EXTRACTO:
Le sigue la escena de Jesús ante el Tribunal de Caifás. El Sumo Sacerdote de los judíos se encuentra sentado en una gran silla oriental, presidida por la imagen de la hidra, quizás emblemática en este caso de la malignidad de corazón. Delante se halla, en actitud humilde y postrada, Jesucristo, que es sometido a un juicio humano. Arquitecturas pletóricas de grandeza y proporción se apuntan en los lados de la escena, por la que aparecen algunos rostros de espectadores asombrados. Con sólo dos figuras el artista ha conseguido dar un aire de grandiosidad y tensión a este fragmento de su obra.
En tercer lugar vemos la escena de Jesús cuando es conducido al Tribunal de Pilatos. Sin embargo, vuelve a desdoblar, en un solo panel, dos momentos de la Pasión. El primero de ellos es la comitiva en que Jesús es conducido ante el romano. Pasa el cortejo ante la arquitectura señera del templo, mientras a Cristo, ya desvestido de su túnica, dos sayones le alzan sus látigos. Posteriormente, Cristo es puesto ante la figura lujosamente ataviada de Pilatos, que llena al mismo tiempo que con otros detalles arquitectónicos y decorativos el panel todo.

SECCIÓN DE DATOS:
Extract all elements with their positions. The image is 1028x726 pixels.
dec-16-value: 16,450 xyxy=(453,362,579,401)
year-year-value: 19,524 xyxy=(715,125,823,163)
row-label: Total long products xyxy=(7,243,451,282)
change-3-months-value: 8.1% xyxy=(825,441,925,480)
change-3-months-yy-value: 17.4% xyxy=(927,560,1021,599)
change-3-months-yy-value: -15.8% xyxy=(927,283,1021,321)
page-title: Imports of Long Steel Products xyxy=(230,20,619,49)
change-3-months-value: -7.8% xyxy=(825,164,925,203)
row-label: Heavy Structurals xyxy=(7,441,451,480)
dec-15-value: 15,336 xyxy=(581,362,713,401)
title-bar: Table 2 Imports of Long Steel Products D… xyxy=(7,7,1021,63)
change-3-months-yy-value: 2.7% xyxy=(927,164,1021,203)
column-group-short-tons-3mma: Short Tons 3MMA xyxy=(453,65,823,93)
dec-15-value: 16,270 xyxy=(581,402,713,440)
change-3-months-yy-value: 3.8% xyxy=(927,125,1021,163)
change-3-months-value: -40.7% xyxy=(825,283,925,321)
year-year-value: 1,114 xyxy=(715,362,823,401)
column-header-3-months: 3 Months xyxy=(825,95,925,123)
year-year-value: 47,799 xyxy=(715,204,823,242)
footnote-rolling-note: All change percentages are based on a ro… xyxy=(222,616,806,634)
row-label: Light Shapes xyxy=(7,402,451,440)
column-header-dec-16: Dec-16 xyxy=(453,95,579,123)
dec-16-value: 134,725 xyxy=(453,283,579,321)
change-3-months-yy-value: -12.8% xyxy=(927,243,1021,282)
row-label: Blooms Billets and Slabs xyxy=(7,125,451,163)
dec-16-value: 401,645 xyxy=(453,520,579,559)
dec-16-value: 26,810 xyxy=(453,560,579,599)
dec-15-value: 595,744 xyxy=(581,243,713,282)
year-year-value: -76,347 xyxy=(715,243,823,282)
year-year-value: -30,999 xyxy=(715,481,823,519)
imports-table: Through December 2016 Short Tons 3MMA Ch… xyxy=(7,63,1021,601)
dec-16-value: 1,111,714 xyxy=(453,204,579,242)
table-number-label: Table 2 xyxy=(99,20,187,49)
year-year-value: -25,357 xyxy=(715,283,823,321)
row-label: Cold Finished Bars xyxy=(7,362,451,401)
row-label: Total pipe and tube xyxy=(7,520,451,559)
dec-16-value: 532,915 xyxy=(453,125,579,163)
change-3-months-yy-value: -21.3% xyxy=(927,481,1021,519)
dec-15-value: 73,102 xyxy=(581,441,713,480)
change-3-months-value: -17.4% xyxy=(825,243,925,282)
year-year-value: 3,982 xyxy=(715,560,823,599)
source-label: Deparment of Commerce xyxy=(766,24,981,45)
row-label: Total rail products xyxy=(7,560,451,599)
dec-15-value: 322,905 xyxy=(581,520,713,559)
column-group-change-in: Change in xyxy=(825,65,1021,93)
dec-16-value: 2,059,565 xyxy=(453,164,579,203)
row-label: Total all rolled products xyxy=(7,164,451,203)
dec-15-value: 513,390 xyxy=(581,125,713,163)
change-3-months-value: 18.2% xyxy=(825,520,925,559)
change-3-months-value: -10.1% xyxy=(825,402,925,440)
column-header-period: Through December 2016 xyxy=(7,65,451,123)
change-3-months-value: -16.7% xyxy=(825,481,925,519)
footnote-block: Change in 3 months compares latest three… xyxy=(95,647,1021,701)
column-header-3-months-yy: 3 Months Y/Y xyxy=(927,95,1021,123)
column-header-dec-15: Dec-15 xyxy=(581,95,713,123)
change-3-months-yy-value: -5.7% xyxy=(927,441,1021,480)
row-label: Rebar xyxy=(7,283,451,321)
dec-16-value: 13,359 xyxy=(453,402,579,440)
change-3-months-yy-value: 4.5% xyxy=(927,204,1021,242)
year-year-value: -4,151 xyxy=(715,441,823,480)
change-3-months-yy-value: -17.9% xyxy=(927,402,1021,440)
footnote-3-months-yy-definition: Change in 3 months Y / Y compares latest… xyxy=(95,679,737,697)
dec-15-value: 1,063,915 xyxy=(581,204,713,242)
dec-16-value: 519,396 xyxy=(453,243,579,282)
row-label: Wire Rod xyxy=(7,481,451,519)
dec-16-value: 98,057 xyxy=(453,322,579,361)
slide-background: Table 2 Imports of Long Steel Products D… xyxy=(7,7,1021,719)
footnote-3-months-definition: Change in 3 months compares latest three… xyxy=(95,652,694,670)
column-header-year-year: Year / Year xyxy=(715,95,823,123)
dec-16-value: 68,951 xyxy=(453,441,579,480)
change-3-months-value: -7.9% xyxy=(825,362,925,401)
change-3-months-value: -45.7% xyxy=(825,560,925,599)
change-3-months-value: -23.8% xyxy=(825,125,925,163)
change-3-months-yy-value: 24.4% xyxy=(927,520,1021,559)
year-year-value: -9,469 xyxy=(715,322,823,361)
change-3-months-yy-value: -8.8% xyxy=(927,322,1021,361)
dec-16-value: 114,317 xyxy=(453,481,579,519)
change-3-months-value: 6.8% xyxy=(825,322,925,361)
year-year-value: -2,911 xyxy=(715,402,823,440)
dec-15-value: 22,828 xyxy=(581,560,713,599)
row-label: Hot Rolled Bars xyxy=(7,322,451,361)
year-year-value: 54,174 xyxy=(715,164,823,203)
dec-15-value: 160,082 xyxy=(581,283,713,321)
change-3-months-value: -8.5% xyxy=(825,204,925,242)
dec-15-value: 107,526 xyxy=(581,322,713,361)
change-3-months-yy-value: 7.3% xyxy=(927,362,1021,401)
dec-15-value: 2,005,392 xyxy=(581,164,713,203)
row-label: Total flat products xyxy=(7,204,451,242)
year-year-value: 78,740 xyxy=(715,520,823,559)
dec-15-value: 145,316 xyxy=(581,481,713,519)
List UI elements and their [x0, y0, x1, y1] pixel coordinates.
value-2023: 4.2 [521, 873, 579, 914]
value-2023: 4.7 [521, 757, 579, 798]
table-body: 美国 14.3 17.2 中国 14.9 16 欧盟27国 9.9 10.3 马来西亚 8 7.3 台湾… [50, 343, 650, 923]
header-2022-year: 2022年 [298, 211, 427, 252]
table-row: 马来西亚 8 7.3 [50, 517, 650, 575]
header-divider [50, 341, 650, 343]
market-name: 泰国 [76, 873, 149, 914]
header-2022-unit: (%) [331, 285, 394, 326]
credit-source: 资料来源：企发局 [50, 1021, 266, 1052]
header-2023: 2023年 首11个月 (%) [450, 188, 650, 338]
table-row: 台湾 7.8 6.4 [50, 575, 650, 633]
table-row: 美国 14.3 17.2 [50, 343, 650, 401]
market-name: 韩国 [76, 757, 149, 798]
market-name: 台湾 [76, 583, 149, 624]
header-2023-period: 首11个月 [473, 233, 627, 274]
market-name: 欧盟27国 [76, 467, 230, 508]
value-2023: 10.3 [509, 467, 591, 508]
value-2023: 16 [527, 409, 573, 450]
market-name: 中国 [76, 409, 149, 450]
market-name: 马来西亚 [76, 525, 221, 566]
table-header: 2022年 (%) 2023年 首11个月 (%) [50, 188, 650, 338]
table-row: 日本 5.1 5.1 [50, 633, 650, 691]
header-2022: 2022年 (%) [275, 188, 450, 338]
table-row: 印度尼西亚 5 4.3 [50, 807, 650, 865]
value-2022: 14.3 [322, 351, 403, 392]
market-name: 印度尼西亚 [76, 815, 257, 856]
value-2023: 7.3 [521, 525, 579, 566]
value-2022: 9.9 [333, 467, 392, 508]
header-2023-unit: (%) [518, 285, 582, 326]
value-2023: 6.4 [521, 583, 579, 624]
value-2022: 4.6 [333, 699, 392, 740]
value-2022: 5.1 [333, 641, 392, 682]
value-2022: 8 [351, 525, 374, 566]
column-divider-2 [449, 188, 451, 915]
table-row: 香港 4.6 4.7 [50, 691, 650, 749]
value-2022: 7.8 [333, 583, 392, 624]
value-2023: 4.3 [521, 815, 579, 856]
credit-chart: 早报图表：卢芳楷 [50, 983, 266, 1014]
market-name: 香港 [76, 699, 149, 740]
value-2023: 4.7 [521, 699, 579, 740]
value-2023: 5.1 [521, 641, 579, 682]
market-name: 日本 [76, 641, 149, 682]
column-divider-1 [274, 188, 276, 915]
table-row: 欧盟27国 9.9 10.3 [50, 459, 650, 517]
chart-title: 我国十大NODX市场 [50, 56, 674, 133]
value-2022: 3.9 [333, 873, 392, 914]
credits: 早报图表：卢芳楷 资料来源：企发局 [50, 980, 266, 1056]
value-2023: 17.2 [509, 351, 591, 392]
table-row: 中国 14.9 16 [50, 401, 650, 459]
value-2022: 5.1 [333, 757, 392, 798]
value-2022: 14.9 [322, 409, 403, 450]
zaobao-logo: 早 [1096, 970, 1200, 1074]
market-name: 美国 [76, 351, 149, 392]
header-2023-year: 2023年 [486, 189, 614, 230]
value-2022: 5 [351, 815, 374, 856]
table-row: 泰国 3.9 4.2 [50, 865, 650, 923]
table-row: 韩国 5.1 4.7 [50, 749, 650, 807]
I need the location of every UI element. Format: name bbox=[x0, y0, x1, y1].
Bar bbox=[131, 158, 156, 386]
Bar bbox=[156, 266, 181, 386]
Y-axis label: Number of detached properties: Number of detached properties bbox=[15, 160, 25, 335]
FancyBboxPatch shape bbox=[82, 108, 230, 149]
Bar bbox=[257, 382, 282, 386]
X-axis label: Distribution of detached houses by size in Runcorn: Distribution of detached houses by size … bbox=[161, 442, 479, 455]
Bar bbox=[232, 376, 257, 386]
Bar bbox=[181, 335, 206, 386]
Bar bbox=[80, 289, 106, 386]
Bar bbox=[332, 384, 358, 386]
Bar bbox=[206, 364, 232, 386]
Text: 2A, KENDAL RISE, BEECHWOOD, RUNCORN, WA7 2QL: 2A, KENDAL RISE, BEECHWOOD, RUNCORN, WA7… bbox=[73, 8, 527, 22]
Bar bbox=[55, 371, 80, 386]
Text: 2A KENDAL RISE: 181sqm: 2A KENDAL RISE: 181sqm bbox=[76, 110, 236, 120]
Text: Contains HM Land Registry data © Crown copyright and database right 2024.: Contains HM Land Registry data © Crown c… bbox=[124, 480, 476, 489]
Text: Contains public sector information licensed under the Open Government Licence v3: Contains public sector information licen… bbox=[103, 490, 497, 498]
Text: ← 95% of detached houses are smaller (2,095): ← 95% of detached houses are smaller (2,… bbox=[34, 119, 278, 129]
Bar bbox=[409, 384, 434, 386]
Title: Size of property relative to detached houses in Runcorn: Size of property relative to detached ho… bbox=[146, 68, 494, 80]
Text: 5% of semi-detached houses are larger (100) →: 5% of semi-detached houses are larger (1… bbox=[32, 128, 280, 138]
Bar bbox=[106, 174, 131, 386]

CONSIGNAS:
**A)** Responde con el extracto sobre las escenas de la Pasión:
(i) ¿Qué imagen preside la silla en la que está sentado el Sumo Sacerdote?
(ii) ¿Con cuántas figuras consigue el artista dar grandiosidad y tensión a la escena ante Caifás?
(iii) ¿Ante qué arquitectura pasa el cortejo que conduce a Jesús hasta el romano?
**B)** Prosigue el extracto sobre las escenas de la Pasión a partir de su última oración.

RESPUESTAS:
**A)**
(i) La imagen de la hidra.
(ii) Con dos figuras.
(iii) Ante la arquitectura señera del templo.

**B)**
Sigue una cuarta escena con la representación de Jesús siendo insultado por los soldados, que se burlan de él postrándose. Mientras el Redentor se sienta en un escalón, algunos soldados y judíos le maltratan, empujándole y alzando sus látigos contra Él. Uno de ellos, incluso, lleva la burla más allá y se postra ante el Cristo en tono de fingida humildad. Vandoma consigue en esta escena que cada rostro exprese con fidelidad un estado de ánimo, una intencionalidad concreta, incluso. Es por ello que quizás pueda considerarse el mejor conjunto de los cinco paneles.
Termina el relato de este inicio de la Pasión con el quinto y último panel en el que se ve a Jesús expuesto por Pilatos a la puerta del Pretorio. Es una escena en la que sólo existen, y fragmentarias, tres figuras: desde lo alto de una fingida arquitectura palaciega, Jesús y Pilatos se muestran de frente al pueblo. En éste, un sacerdote judío alza y aprieta su voz contra Cristo, pidiendo su crucifixión, dominando con su estampa violenta el resto de la multitud, apuntada como cabezas y cuerpos.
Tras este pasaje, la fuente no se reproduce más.